━━ Information given

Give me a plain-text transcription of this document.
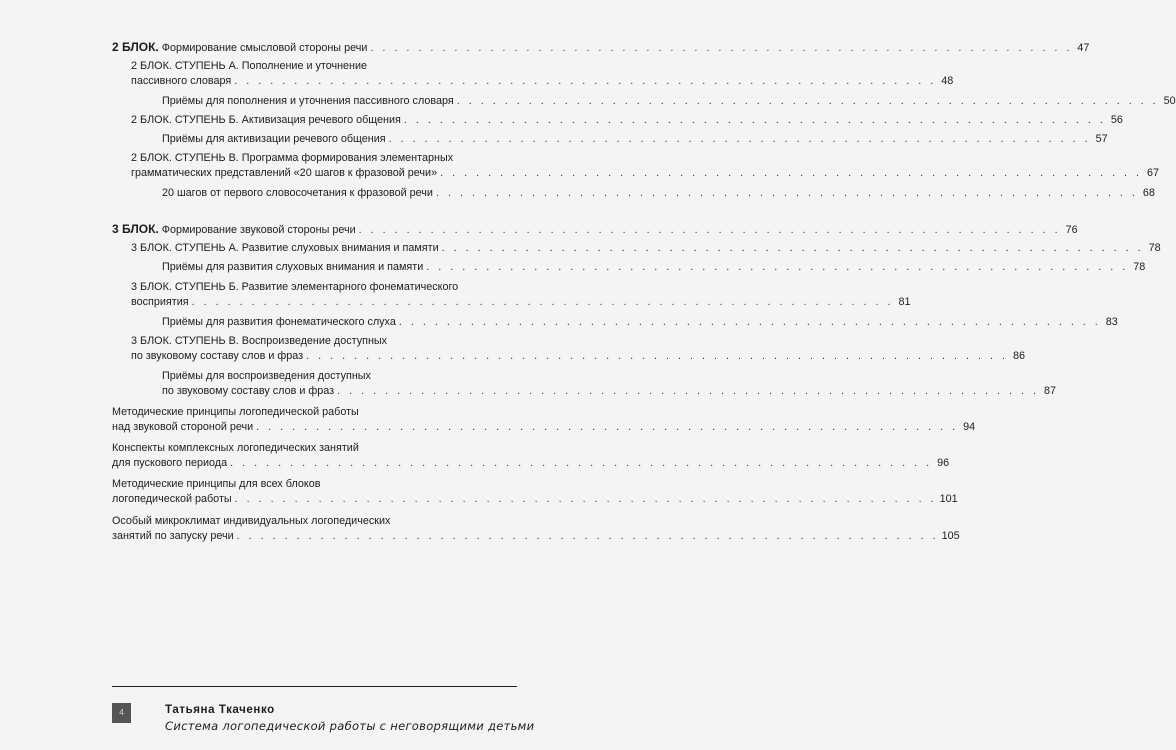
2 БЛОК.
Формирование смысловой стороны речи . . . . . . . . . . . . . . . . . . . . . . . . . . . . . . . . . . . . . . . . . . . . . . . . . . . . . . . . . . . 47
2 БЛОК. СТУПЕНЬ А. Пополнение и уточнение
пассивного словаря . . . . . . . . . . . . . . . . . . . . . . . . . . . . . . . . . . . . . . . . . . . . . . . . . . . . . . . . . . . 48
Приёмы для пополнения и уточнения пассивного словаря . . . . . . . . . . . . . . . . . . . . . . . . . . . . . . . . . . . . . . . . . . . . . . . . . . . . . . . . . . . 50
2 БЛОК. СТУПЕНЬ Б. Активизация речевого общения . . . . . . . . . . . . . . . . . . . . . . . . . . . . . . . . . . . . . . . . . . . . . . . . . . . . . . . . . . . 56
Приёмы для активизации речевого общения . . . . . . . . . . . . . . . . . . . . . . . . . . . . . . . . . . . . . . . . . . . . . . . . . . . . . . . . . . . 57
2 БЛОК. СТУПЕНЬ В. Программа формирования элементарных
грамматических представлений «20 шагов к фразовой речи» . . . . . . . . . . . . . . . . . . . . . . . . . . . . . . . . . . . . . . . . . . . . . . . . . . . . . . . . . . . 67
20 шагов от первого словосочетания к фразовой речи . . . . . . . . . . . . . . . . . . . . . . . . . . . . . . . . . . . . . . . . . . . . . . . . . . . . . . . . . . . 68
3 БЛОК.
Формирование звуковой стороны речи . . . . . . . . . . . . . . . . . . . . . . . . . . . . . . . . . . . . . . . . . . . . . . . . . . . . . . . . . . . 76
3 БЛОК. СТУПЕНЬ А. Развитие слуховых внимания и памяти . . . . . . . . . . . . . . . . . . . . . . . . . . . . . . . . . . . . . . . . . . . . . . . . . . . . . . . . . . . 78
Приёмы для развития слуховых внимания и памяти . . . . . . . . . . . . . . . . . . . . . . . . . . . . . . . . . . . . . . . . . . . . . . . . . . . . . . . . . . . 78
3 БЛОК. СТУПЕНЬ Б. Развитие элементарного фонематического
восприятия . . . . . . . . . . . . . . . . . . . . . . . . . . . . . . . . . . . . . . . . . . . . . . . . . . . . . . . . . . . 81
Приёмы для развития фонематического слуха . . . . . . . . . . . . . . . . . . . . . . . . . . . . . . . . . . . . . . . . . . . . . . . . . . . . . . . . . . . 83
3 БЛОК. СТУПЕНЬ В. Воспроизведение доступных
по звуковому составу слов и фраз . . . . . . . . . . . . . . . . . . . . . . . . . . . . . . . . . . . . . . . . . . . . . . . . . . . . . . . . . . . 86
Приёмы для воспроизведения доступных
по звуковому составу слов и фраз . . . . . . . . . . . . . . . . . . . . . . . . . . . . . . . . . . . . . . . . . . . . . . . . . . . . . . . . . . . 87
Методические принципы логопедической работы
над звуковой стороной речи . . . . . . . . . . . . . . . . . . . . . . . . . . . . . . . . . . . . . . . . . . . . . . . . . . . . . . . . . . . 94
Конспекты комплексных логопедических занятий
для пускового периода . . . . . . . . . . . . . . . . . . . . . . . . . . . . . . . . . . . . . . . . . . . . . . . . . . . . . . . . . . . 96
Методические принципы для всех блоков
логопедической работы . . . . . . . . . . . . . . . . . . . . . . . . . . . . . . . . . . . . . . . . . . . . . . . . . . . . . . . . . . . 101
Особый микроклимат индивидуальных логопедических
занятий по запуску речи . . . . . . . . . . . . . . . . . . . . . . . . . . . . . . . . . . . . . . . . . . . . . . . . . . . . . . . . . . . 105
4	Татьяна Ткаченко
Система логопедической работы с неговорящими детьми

━━━━

Extract the text of all the records above verbatim, excluding pictures.

- _Written response_
Give me a plain-text transcription of this document.
2 БЛОК.
Формирование смысловой стороны речи . . . . . . . . . . . . . . . . . . . . . . . . . . . . . . . . . . . . . . . . . . . . . . . . . . . . . . . . . . . 47
2 БЛОК. СТУПЕНЬ А. Пополнение и уточнение
пассивного словаря . . . . . . . . . . . . . . . . . . . . . . . . . . . . . . . . . . . . . . . . . . . . . . . . . . . . . . . . . . . 48
Приёмы для пополнения и уточнения пассивного словаря . . . . . . . . . . . . . . . . . . . . . . . . . . . . . . . . . . . . . . . . . . . . . . . . . . . . . . . . . . . 50
2 БЛОК. СТУПЕНЬ Б. Активизация речевого общения . . . . . . . . . . . . . . . . . . . . . . . . . . . . . . . . . . . . . . . . . . . . . . . . . . . . . . . . . . . 56
Приёмы для активизации речевого общения . . . . . . . . . . . . . . . . . . . . . . . . . . . . . . . . . . . . . . . . . . . . . . . . . . . . . . . . . . . 57
2 БЛОК. СТУПЕНЬ В. Программа формирования элементарных
грамматических представлений «20 шагов к фразовой речи» . . . . . . . . . . . . . . . . . . . . . . . . . . . . . . . . . . . . . . . . . . . . . . . . . . . . . . . . . . . 67
20 шагов от первого словосочетания к фразовой речи . . . . . . . . . . . . . . . . . . . . . . . . . . . . . . . . . . . . . . . . . . . . . . . . . . . . . . . . . . . 68
3 БЛОК.
Формирование звуковой стороны речи . . . . . . . . . . . . . . . . . . . . . . . . . . . . . . . . . . . . . . . . . . . . . . . . . . . . . . . . . . . 76
3 БЛОК. СТУПЕНЬ А. Развитие слуховых внимания и памяти . . . . . . . . . . . . . . . . . . . . . . . . . . . . . . . . . . . . . . . . . . . . . . . . . . . . . . . . . . . 78
Приёмы для развития слуховых внимания и памяти . . . . . . . . . . . . . . . . . . . . . . . . . . . . . . . . . . . . . . . . . . . . . . . . . . . . . . . . . . . 78
3 БЛОК. СТУПЕНЬ Б. Развитие элементарного фонематического
восприятия . . . . . . . . . . . . . . . . . . . . . . . . . . . . . . . . . . . . . . . . . . . . . . . . . . . . . . . . . . . 81
Приёмы для развития фонематического слуха . . . . . . . . . . . . . . . . . . . . . . . . . . . . . . . . . . . . . . . . . . . . . . . . . . . . . . . . . . . 83
3 БЛОК. СТУПЕНЬ В. Воспроизведение доступных
по звуковому составу слов и фраз . . . . . . . . . . . . . . . . . . . . . . . . . . . . . . . . . . . . . . . . . . . . . . . . . . . . . . . . . . . 86
Приёмы для воспроизведения доступных
по звуковому составу слов и фраз . . . . . . . . . . . . . . . . . . . . . . . . . . . . . . . . . . . . . . . . . . . . . . . . . . . . . . . . . . . 87
Методические принципы логопедической работы
над звуковой стороной речи . . . . . . . . . . . . . . . . . . . . . . . . . . . . . . . . . . . . . . . . . . . . . . . . . . . . . . . . . . . 94
Конспекты комплексных логопедических занятий
для пускового периода . . . . . . . . . . . . . . . . . . . . . . . . . . . . . . . . . . . . . . . . . . . . . . . . . . . . . . . . . . . 96
Методические принципы для всех блоков
логопедической работы . . . . . . . . . . . . . . . . . . . . . . . . . . . . . . . . . . . . . . . . . . . . . . . . . . . . . . . . . . . 101
Особый микроклимат индивидуальных логопедических
занятий по запуску речи . . . . . . . . . . . . . . . . . . . . . . . . . . . . . . . . . . . . . . . . . . . . . . . . . . . . . . . . . . . 105
4	Татьяна Ткаченко
Система логопедической работы с неговорящими детьми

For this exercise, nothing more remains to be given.